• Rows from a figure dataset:
━━━
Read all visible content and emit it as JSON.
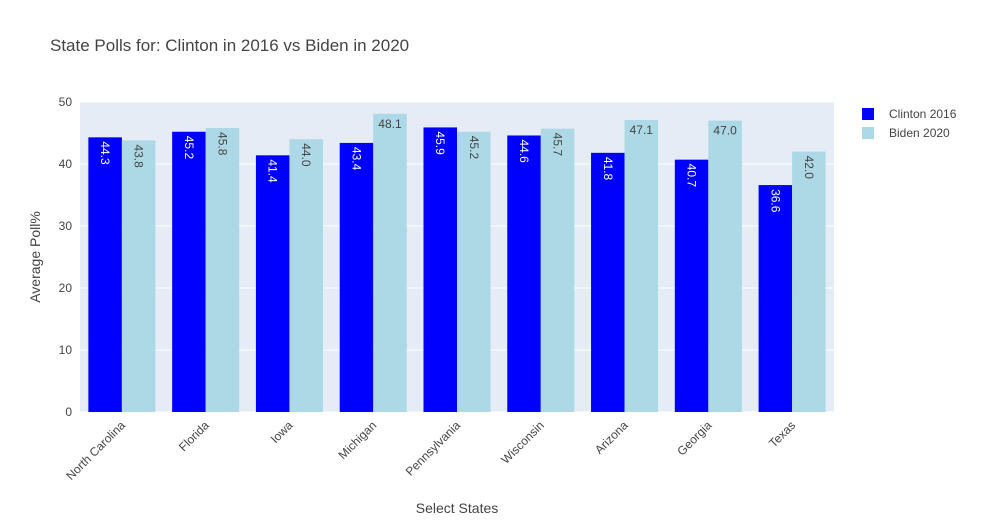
{
  "chart_data": {
    "type": "bar",
    "title": "State Polls for: Clinton in 2016 vs Biden in 2020",
    "xlabel": "Select States",
    "ylabel": "Average Poll%",
    "ylim": [
      0,
      50
    ],
    "yticks": [
      "0",
      "10",
      "20",
      "30",
      "40",
      "50"
    ],
    "categories": [
      "North Carolina",
      "Florida",
      "Iowa",
      "Michigan",
      "Pennsylvania",
      "Wisconsin",
      "Arizona",
      "Georgia",
      "Texas"
    ],
    "series": [
      {
        "name": "Clinton 2016",
        "color": "#0000ff",
        "label_color": "#ffffff",
        "values": [
          44.3,
          45.2,
          41.4,
          43.4,
          45.9,
          44.6,
          41.8,
          40.7,
          36.6
        ],
        "labels": [
          "44.3",
          "45.2",
          "41.4",
          "43.4",
          "45.9",
          "44.6",
          "41.8",
          "40.7",
          "36.6"
        ]
      },
      {
        "name": "Biden 2020",
        "color": "#add8e6",
        "label_color": "#444444",
        "values": [
          43.8,
          45.8,
          44.0,
          48.1,
          45.2,
          45.7,
          47.1,
          47.0,
          42.0
        ],
        "labels": [
          "43.8",
          "45.8",
          "44.0",
          "48.1",
          "45.2",
          "45.7",
          "47.1",
          "47.0",
          "42.0"
        ]
      }
    ],
    "grid": true,
    "legend_position": "top-right",
    "plot_background": "#e5ecf6"
  }
}
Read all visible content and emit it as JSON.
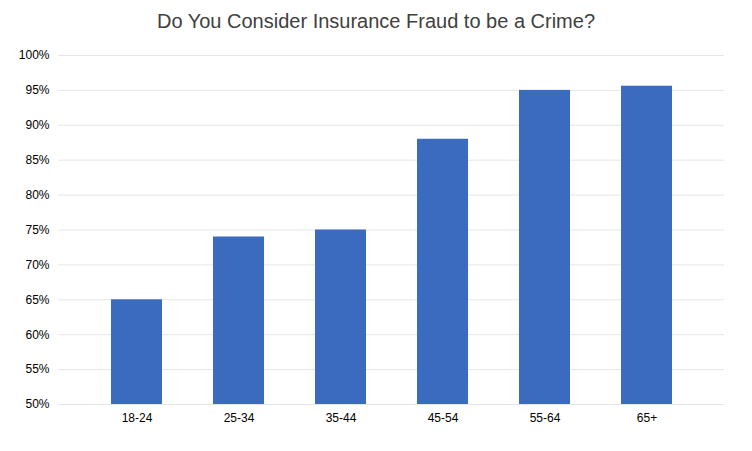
{
  "chart_data": {
    "type": "bar",
    "title": "Do You Consider Insurance Fraud to be a Crime?",
    "categories": [
      "18-24",
      "25-34",
      "35-44",
      "45-54",
      "55-64",
      "65+"
    ],
    "values": [
      0.65,
      0.74,
      0.75,
      0.88,
      0.95,
      0.956
    ],
    "color": "#3A6BBF",
    "ylim": [
      0.5,
      1.0
    ],
    "yticks": [
      {
        "value": 0.5,
        "label": "50%"
      },
      {
        "value": 0.55,
        "label": "55%"
      },
      {
        "value": 0.6,
        "label": "60%"
      },
      {
        "value": 0.65,
        "label": "65%"
      },
      {
        "value": 0.7,
        "label": "70%"
      },
      {
        "value": 0.75,
        "label": "75%"
      },
      {
        "value": 0.8,
        "label": "80%"
      },
      {
        "value": 0.85,
        "label": "85%"
      },
      {
        "value": 0.9,
        "label": "90%"
      },
      {
        "value": 0.95,
        "label": "95%"
      },
      {
        "value": 1.0,
        "label": "100%"
      }
    ],
    "grid": true
  }
}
━━━
• Set exercise:
Omit the pictures and restate the rest of the records verbatim.

• Task result:
Read all visible content and emit it as JSON.
{
  "chart_data": {
    "type": "bar",
    "title": "State Polls for: Clinton in 2016 vs Biden in 2020",
    "xlabel": "Select States",
    "ylabel": "Average Poll%",
    "ylim": [
      0,
      50
    ],
    "yticks": [
      "0",
      "10",
      "20",
      "30",
      "40",
      "50"
    ],
    "categories": [
      "North Carolina",
      "Florida",
      "Iowa",
      "Michigan",
      "Pennsylvania",
      "Wisconsin",
      "Arizona",
      "Georgia",
      "Texas"
    ],
    "series": [
      {
        "name": "Clinton 2016",
        "color": "#0000ff",
        "label_color": "#ffffff",
        "values": [
          44.3,
          45.2,
          41.4,
          43.4,
          45.9,
          44.6,
          41.8,
          40.7,
          36.6
        ],
        "labels": [
          "44.3",
          "45.2",
          "41.4",
          "43.4",
          "45.9",
          "44.6",
          "41.8",
          "40.7",
          "36.6"
        ]
      },
      {
        "name": "Biden 2020",
        "color": "#add8e6",
        "label_color": "#444444",
        "values": [
          43.8,
          45.8,
          44.0,
          48.1,
          45.2,
          45.7,
          47.1,
          47.0,
          42.0
        ],
        "labels": [
          "43.8",
          "45.8",
          "44.0",
          "48.1",
          "45.2",
          "45.7",
          "47.1",
          "47.0",
          "42.0"
        ]
      }
    ],
    "grid": true,
    "legend_position": "top-right",
    "plot_background": "#e5ecf6"
  }
}
Read all visible content and emit it as JSON.
{
  "chart_data": {
    "type": "bar",
    "title": "Do You Consider Insurance Fraud to be a Crime?",
    "categories": [
      "18-24",
      "25-34",
      "35-44",
      "45-54",
      "55-64",
      "65+"
    ],
    "values": [
      0.65,
      0.74,
      0.75,
      0.88,
      0.95,
      0.956
    ],
    "color": "#3A6BBF",
    "ylim": [
      0.5,
      1.0
    ],
    "yticks": [
      {
        "value": 0.5,
        "label": "50%"
      },
      {
        "value": 0.55,
        "label": "55%"
      },
      {
        "value": 0.6,
        "label": "60%"
      },
      {
        "value": 0.65,
        "label": "65%"
      },
      {
        "value": 0.7,
        "label": "70%"
      },
      {
        "value": 0.75,
        "label": "75%"
      },
      {
        "value": 0.8,
        "label": "80%"
      },
      {
        "value": 0.85,
        "label": "85%"
      },
      {
        "value": 0.9,
        "label": "90%"
      },
      {
        "value": 0.95,
        "label": "95%"
      },
      {
        "value": 1.0,
        "label": "100%"
      }
    ],
    "grid": true
  }
}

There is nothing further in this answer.